Gather each line containing the string "type" from these entries.

########################################

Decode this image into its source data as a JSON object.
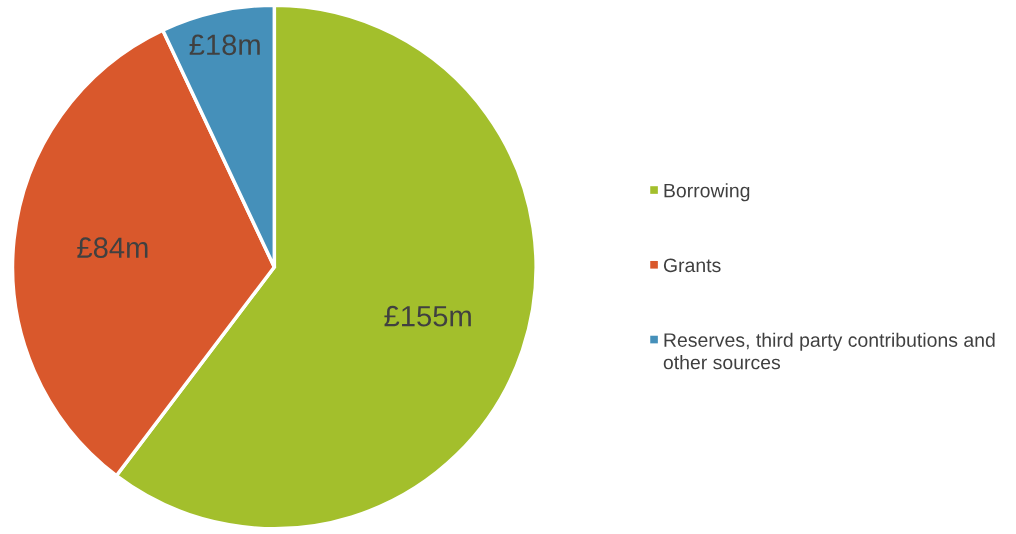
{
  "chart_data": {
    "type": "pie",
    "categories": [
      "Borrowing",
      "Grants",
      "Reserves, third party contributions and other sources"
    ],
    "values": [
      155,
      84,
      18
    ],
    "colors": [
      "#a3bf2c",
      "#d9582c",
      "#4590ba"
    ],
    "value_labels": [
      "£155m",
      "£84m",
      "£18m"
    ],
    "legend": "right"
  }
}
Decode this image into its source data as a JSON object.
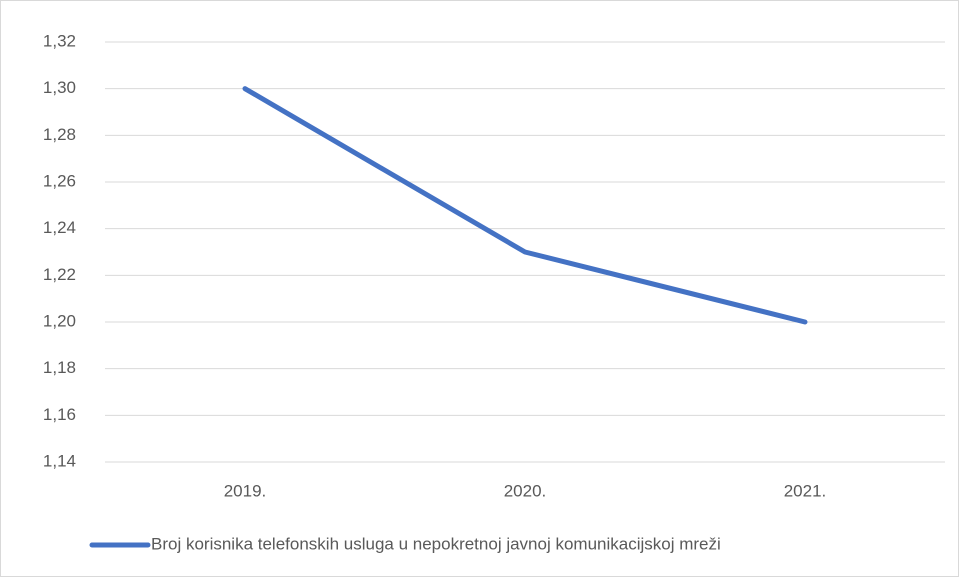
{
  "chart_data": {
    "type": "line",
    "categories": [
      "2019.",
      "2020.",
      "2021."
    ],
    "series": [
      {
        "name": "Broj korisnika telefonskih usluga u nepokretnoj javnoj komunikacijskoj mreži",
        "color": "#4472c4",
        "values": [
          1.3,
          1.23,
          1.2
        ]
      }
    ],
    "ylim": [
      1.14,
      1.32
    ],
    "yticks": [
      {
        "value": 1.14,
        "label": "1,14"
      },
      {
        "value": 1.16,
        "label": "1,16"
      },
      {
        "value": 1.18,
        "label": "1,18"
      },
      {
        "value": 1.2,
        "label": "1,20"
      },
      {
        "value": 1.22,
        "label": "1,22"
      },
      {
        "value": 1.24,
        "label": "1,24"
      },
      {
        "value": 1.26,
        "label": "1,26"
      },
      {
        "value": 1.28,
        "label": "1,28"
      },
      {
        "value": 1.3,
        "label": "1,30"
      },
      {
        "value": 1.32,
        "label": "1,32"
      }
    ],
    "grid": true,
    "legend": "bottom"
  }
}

########################################

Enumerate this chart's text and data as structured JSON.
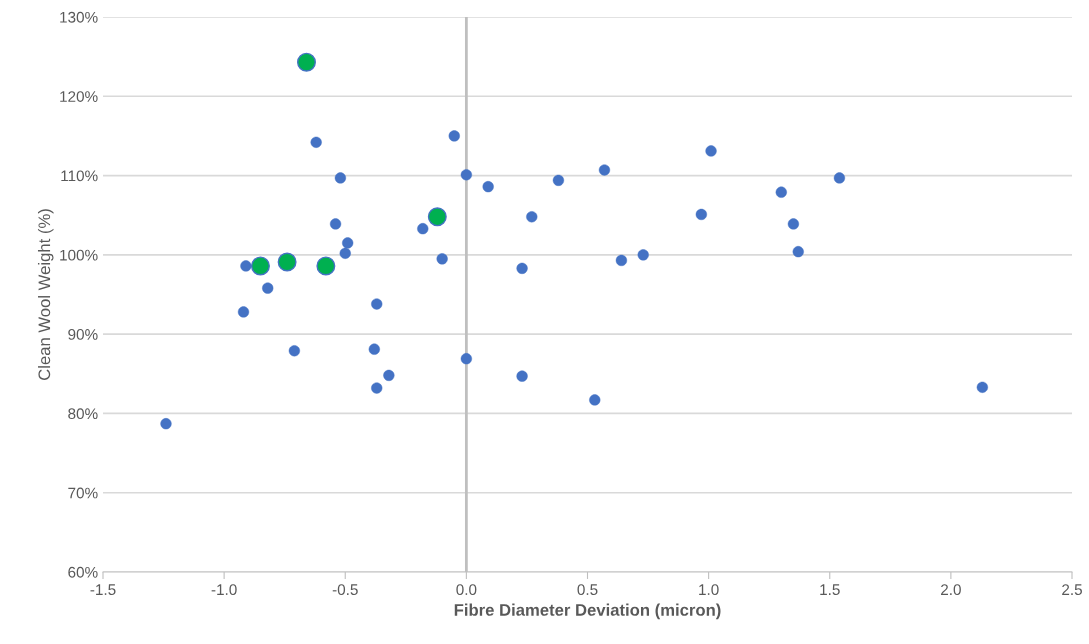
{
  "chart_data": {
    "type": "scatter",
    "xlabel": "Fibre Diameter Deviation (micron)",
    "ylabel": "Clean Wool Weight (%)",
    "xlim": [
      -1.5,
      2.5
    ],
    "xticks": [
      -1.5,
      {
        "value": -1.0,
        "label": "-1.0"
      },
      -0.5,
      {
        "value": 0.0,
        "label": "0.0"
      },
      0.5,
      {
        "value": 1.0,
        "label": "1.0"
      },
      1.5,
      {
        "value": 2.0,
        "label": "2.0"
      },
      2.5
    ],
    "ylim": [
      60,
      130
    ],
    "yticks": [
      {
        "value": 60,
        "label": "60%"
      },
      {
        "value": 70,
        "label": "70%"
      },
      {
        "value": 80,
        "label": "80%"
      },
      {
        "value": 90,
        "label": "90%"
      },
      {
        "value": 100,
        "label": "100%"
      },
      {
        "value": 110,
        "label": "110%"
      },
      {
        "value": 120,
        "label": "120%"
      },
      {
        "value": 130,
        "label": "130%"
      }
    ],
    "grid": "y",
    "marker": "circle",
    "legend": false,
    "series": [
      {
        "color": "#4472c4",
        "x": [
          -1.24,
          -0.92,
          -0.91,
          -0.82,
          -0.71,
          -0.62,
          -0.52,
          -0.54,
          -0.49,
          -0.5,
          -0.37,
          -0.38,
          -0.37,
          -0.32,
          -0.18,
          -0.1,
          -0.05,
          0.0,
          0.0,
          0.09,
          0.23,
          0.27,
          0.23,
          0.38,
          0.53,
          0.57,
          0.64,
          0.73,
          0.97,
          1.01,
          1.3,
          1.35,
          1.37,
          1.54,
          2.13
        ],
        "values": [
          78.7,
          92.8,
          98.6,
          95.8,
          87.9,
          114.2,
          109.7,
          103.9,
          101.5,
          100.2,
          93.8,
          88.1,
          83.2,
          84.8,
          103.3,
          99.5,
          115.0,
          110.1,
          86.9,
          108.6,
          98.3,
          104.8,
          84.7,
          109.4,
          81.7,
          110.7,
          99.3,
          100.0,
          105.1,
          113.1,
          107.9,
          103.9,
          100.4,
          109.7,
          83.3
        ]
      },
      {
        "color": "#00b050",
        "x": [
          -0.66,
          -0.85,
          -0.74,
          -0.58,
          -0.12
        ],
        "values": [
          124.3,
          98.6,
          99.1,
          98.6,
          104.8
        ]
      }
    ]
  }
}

########################################

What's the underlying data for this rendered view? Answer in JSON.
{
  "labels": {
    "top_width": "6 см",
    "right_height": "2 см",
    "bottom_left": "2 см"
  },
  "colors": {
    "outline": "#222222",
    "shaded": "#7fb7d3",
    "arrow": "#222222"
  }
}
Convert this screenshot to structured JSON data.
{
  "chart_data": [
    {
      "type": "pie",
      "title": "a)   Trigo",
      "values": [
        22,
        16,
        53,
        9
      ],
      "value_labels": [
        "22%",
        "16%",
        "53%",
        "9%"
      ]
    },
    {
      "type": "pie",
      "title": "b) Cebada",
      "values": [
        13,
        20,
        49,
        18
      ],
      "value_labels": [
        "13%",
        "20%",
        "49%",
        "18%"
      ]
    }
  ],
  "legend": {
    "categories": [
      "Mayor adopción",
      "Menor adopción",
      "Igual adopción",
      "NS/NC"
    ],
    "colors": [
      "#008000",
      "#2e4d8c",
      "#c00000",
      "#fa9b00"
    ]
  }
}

########################################

Solution to this exercise
    "type": "pie",
    "type": "line",
    "type": "scatter",
      "type": "pie",
      "type": "pie",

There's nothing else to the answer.